- **TASK REQUIREMENTS**: Each record below is to be copied word for word, with pictures removed.

- **PROVIDED DATA**:
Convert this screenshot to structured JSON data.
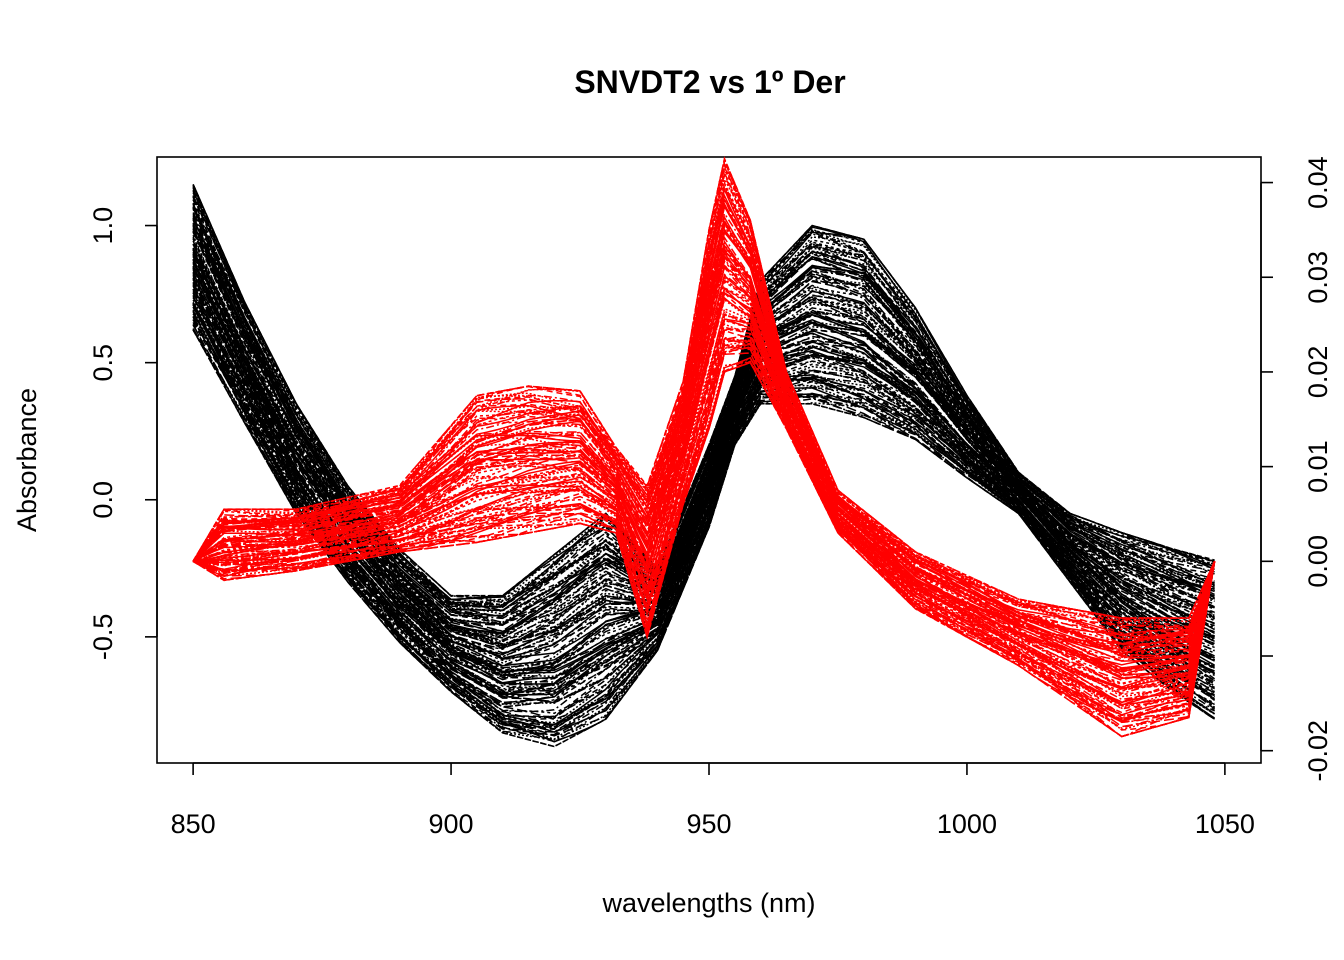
{
  "chart_data": {
    "type": "line",
    "title": "SNVDT2 vs 1º Der",
    "xlabel": "wavelengths (nm)",
    "ylabel": "Absorbance",
    "ylabel_right": "",
    "x_ticks": [
      "850",
      "900",
      "950",
      "1000",
      "1050"
    ],
    "y_ticks": [
      "-0.5",
      "0.0",
      "0.5",
      "1.0"
    ],
    "y2_ticks": [
      "-0.02",
      "",
      "0.00",
      "0.01",
      "0.02",
      "0.03",
      "0.04"
    ],
    "xlim": [
      843,
      1057
    ],
    "ylim": [
      -0.96,
      1.25
    ],
    "y2lim": [
      -0.0213,
      0.0427
    ],
    "grid": false,
    "colors": {
      "left_series": "#000000",
      "right_series": "#ff0000"
    },
    "series": [
      {
        "axis": "left",
        "color": "#000000",
        "x": [
          850,
          860,
          870,
          880,
          890,
          900,
          910,
          920,
          930,
          940,
          950,
          955,
          960,
          970,
          980,
          990,
          1000,
          1010,
          1020,
          1030,
          1040,
          1048
        ],
        "y_upper": [
          1.15,
          0.72,
          0.35,
          0.05,
          -0.18,
          -0.35,
          -0.35,
          -0.2,
          -0.05,
          -0.25,
          0.2,
          0.45,
          0.8,
          1.0,
          0.95,
          0.7,
          0.38,
          0.1,
          -0.05,
          -0.12,
          -0.18,
          -0.22
        ],
        "y_lower": [
          0.62,
          0.28,
          -0.05,
          -0.3,
          -0.52,
          -0.7,
          -0.85,
          -0.9,
          -0.8,
          -0.55,
          -0.1,
          0.2,
          0.35,
          0.35,
          0.3,
          0.22,
          0.08,
          -0.05,
          -0.3,
          -0.55,
          -0.7,
          -0.8
        ]
      },
      {
        "axis": "right",
        "color": "#ff0000",
        "x": [
          850,
          856,
          870,
          890,
          905,
          915,
          925,
          932,
          938,
          945,
          950,
          953,
          958,
          965,
          975,
          990,
          1010,
          1030,
          1043,
          1048
        ],
        "y_upper": [
          0.0,
          0.0055,
          0.0055,
          0.008,
          0.0175,
          0.0185,
          0.018,
          0.012,
          0.008,
          0.019,
          0.035,
          0.0425,
          0.036,
          0.02,
          0.0075,
          0.001,
          -0.004,
          -0.006,
          -0.006,
          0.0
        ],
        "y_lower": [
          0.0,
          -0.002,
          -0.001,
          0.001,
          0.002,
          0.003,
          0.004,
          0.003,
          -0.008,
          0.006,
          0.014,
          0.02,
          0.021,
          0.014,
          0.003,
          -0.005,
          -0.011,
          -0.0185,
          -0.0165,
          0.0
        ]
      }
    ]
  }
}
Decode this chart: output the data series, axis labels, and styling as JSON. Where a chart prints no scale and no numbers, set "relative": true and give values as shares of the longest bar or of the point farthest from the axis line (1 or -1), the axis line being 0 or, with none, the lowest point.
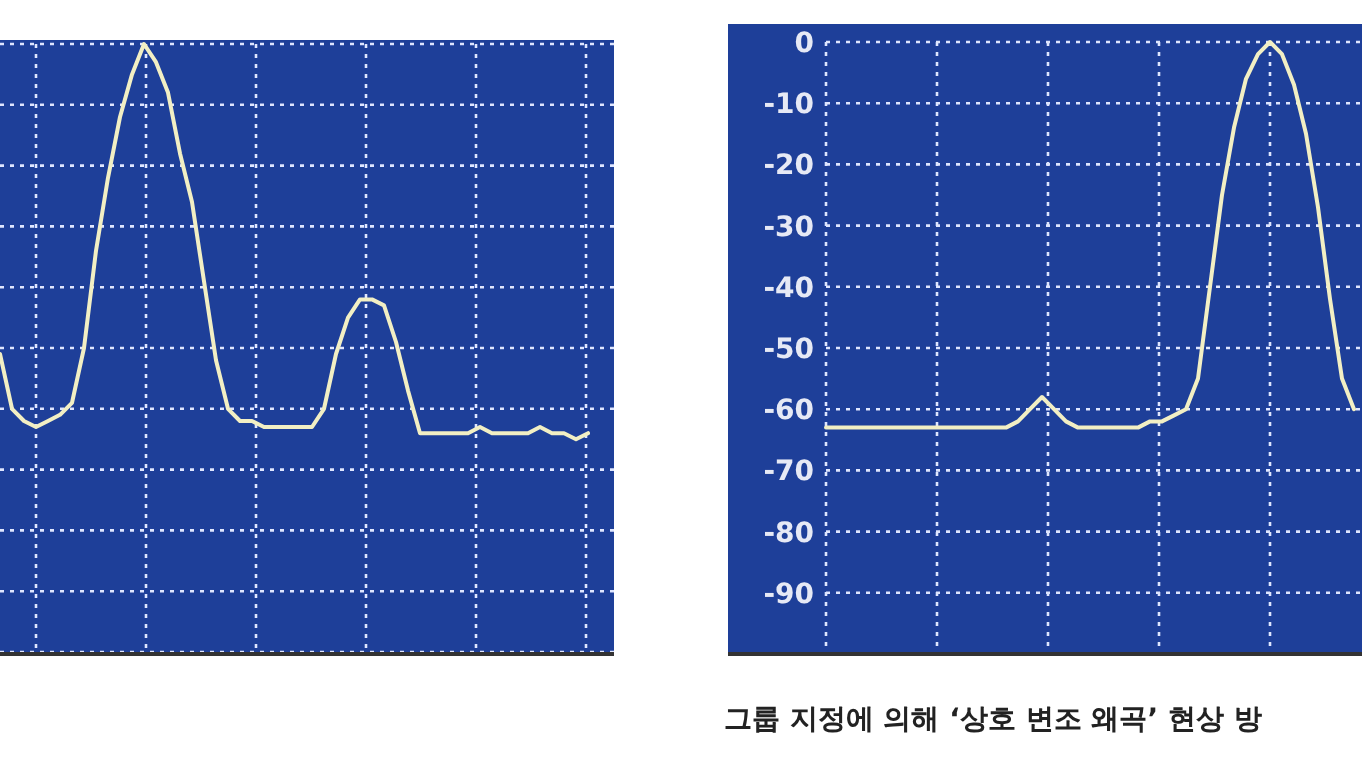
{
  "chart_data": [
    {
      "type": "line",
      "relative": true,
      "grid": true,
      "categories": [
        null,
        null,
        null,
        null,
        null,
        null,
        null,
        null,
        null,
        null,
        null,
        null,
        null,
        null,
        null,
        null,
        null,
        null,
        null,
        null,
        null,
        null,
        null,
        null,
        null,
        null,
        null,
        null,
        null,
        null,
        null,
        null,
        null,
        null,
        null,
        null,
        null,
        null,
        null,
        null,
        null,
        null,
        null,
        null,
        null,
        null,
        null,
        null,
        null,
        null
      ],
      "series": [
        {
          "color": "#f2efc4",
          "values": [
            0.49,
            0.4,
            0.38,
            0.37,
            0.38,
            0.39,
            0.41,
            0.5,
            0.66,
            0.78,
            0.88,
            0.95,
            1,
            0.97,
            0.92,
            0.82,
            0.74,
            0.61,
            0.48,
            0.4,
            0.38,
            0.38,
            0.37,
            0.37,
            0.37,
            0.37,
            0.37,
            0.4,
            0.49,
            0.55,
            0.58,
            0.58,
            0.57,
            0.51,
            0.43,
            0.36,
            0.36,
            0.36,
            0.36,
            0.36,
            0.37,
            0.36,
            0.36,
            0.36,
            0.36,
            0.37,
            0.36,
            0.36,
            0.35,
            0.36
          ]
        }
      ]
    },
    {
      "type": "line",
      "grid": true,
      "ylim": [
        -100,
        0
      ],
      "yticks": [
        0,
        -10,
        -20,
        -30,
        -40,
        -50,
        -60,
        -70,
        -80,
        -90,
        {
          "value": -100,
          "label": null
        }
      ],
      "categories": [
        null,
        null,
        null,
        null,
        null,
        null,
        null,
        null,
        null,
        null,
        null,
        null,
        null,
        null,
        null,
        null,
        null,
        null,
        null,
        null,
        null,
        null,
        null,
        null,
        null,
        null,
        null,
        null,
        null,
        null,
        null,
        null,
        null,
        null,
        null,
        null,
        null,
        null,
        null,
        null,
        null,
        null,
        null,
        null,
        null
      ],
      "series": [
        {
          "color": "#f2efc4",
          "values": [
            -63,
            -63,
            -63,
            -63,
            -63,
            -63,
            -63,
            -63,
            -63,
            -63,
            -63,
            -63,
            -63,
            -63,
            -63,
            -63,
            -62,
            -60,
            -58,
            -60,
            -62,
            -63,
            -63,
            -63,
            -63,
            -63,
            -63,
            -62,
            -62,
            -61,
            -60,
            -55,
            -40,
            -25,
            -14,
            -6,
            -2,
            0,
            -2,
            -7,
            -15,
            -27,
            -42,
            -55,
            -60
          ]
        }
      ],
      "annotations": [
        "그룹 지정에 의해 ‘상호 변조 왜곡’ 현상 방"
      ]
    }
  ]
}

- **SOLUTION BELOW**:
Convert this screenshot to structured JSON data.
{
  "chart_data": {
    "type": "line",
    "title": "SNVDT2 vs 1º Der",
    "xlabel": "wavelengths (nm)",
    "ylabel": "Absorbance",
    "ylabel_right": "",
    "x_ticks": [
      "850",
      "900",
      "950",
      "1000",
      "1050"
    ],
    "y_ticks": [
      "-0.5",
      "0.0",
      "0.5",
      "1.0"
    ],
    "y2_ticks": [
      "-0.02",
      "",
      "0.00",
      "0.01",
      "0.02",
      "0.03",
      "0.04"
    ],
    "xlim": [
      843,
      1057
    ],
    "ylim": [
      -0.96,
      1.25
    ],
    "y2lim": [
      -0.0213,
      0.0427
    ],
    "grid": false,
    "colors": {
      "left_series": "#000000",
      "right_series": "#ff0000"
    },
    "series": [
      {
        "axis": "left",
        "color": "#000000",
        "x": [
          850,
          860,
          870,
          880,
          890,
          900,
          910,
          920,
          930,
          940,
          950,
          955,
          960,
          970,
          980,
          990,
          1000,
          1010,
          1020,
          1030,
          1040,
          1048
        ],
        "y_upper": [
          1.15,
          0.72,
          0.35,
          0.05,
          -0.18,
          -0.35,
          -0.35,
          -0.2,
          -0.05,
          -0.25,
          0.2,
          0.45,
          0.8,
          1.0,
          0.95,
          0.7,
          0.38,
          0.1,
          -0.05,
          -0.12,
          -0.18,
          -0.22
        ],
        "y_lower": [
          0.62,
          0.28,
          -0.05,
          -0.3,
          -0.52,
          -0.7,
          -0.85,
          -0.9,
          -0.8,
          -0.55,
          -0.1,
          0.2,
          0.35,
          0.35,
          0.3,
          0.22,
          0.08,
          -0.05,
          -0.3,
          -0.55,
          -0.7,
          -0.8
        ]
      },
      {
        "axis": "right",
        "color": "#ff0000",
        "x": [
          850,
          856,
          870,
          890,
          905,
          915,
          925,
          932,
          938,
          945,
          950,
          953,
          958,
          965,
          975,
          990,
          1010,
          1030,
          1043,
          1048
        ],
        "y_upper": [
          0.0,
          0.0055,
          0.0055,
          0.008,
          0.0175,
          0.0185,
          0.018,
          0.012,
          0.008,
          0.019,
          0.035,
          0.0425,
          0.036,
          0.02,
          0.0075,
          0.001,
          -0.004,
          -0.006,
          -0.006,
          0.0
        ],
        "y_lower": [
          0.0,
          -0.002,
          -0.001,
          0.001,
          0.002,
          0.003,
          0.004,
          0.003,
          -0.008,
          0.006,
          0.014,
          0.02,
          0.021,
          0.014,
          0.003,
          -0.005,
          -0.011,
          -0.0185,
          -0.0165,
          0.0
        ]
      }
    ]
  }
}
Decode this chart: output the data series, axis labels, and styling as JSON. Where a chart prints no scale and no numbers, set "relative": true and give values as shares of the longest bar or of the point farthest from the axis line (1 or -1), the axis line being 0 or, with none, the lowest point.
{
  "chart_data": [
    {
      "type": "line",
      "relative": true,
      "grid": true,
      "categories": [
        null,
        null,
        null,
        null,
        null,
        null,
        null,
        null,
        null,
        null,
        null,
        null,
        null,
        null,
        null,
        null,
        null,
        null,
        null,
        null,
        null,
        null,
        null,
        null,
        null,
        null,
        null,
        null,
        null,
        null,
        null,
        null,
        null,
        null,
        null,
        null,
        null,
        null,
        null,
        null,
        null,
        null,
        null,
        null,
        null,
        null,
        null,
        null,
        null,
        null
      ],
      "series": [
        {
          "color": "#f2efc4",
          "values": [
            0.49,
            0.4,
            0.38,
            0.37,
            0.38,
            0.39,
            0.41,
            0.5,
            0.66,
            0.78,
            0.88,
            0.95,
            1,
            0.97,
            0.92,
            0.82,
            0.74,
            0.61,
            0.48,
            0.4,
            0.38,
            0.38,
            0.37,
            0.37,
            0.37,
            0.37,
            0.37,
            0.4,
            0.49,
            0.55,
            0.58,
            0.58,
            0.57,
            0.51,
            0.43,
            0.36,
            0.36,
            0.36,
            0.36,
            0.36,
            0.37,
            0.36,
            0.36,
            0.36,
            0.36,
            0.37,
            0.36,
            0.36,
            0.35,
            0.36
          ]
        }
      ]
    },
    {
      "type": "line",
      "grid": true,
      "ylim": [
        -100,
        0
      ],
      "yticks": [
        0,
        -10,
        -20,
        -30,
        -40,
        -50,
        -60,
        -70,
        -80,
        -90,
        {
          "value": -100,
          "label": null
        }
      ],
      "categories": [
        null,
        null,
        null,
        null,
        null,
        null,
        null,
        null,
        null,
        null,
        null,
        null,
        null,
        null,
        null,
        null,
        null,
        null,
        null,
        null,
        null,
        null,
        null,
        null,
        null,
        null,
        null,
        null,
        null,
        null,
        null,
        null,
        null,
        null,
        null,
        null,
        null,
        null,
        null,
        null,
        null,
        null,
        null,
        null,
        null
      ],
      "series": [
        {
          "color": "#f2efc4",
          "values": [
            -63,
            -63,
            -63,
            -63,
            -63,
            -63,
            -63,
            -63,
            -63,
            -63,
            -63,
            -63,
            -63,
            -63,
            -63,
            -63,
            -62,
            -60,
            -58,
            -60,
            -62,
            -63,
            -63,
            -63,
            -63,
            -63,
            -63,
            -62,
            -62,
            -61,
            -60,
            -55,
            -40,
            -25,
            -14,
            -6,
            -2,
            0,
            -2,
            -7,
            -15,
            -27,
            -42,
            -55,
            -60
          ]
        }
      ],
      "annotations": [
        "그룹 지정에 의해 ‘상호 변조 왜곡’ 현상 방"
      ]
    }
  ]
}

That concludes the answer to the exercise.